§ **Given instruction**
Transcribe the entries that follow, word for word.

§ **Stored records**
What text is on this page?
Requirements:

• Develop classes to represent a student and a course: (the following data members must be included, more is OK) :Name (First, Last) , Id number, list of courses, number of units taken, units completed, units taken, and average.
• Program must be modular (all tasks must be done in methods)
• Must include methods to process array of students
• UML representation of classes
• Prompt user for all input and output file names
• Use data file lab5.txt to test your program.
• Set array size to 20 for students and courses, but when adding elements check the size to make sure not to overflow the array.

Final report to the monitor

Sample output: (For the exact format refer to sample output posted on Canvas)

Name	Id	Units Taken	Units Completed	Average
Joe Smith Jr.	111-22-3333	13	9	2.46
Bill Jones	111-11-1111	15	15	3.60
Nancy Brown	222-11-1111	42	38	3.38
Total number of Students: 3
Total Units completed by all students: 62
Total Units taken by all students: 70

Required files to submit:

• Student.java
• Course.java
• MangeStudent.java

§ **Answer to this problem**
What text is on this page?
Requirements:

• Develop classes to represent a student and a course: (the following data members must be included, more is OK) :Name (First, Last) , Id number, list of courses, number of units taken, units completed, units taken, and average.
• Program must be modular (all tasks must be done in methods)
• Must include methods to process array of students
• UML representation of classes
• Prompt user for all input and output file names
• Use data file lab5.txt to test your program.
• Set array size to 20 for students and courses, but when adding elements check the size to make sure not to overflow the array.

Final report to the monitor

Sample output: (For the exact format refer to sample output posted on Canvas)

Name	Id	Units Taken	Units Completed	Average
Joe Smith Jr.	111-22-3333	13	9	2.46
Bill Jones	111-11-1111	15	15	3.60
Nancy Brown	222-11-1111	42	38	3.38
Total number of Students: 3
Total Units completed by all students: 62
Total Units taken by all students: 70

Required files to submit:

• Student.java
• Course.java
• MangeStudent.java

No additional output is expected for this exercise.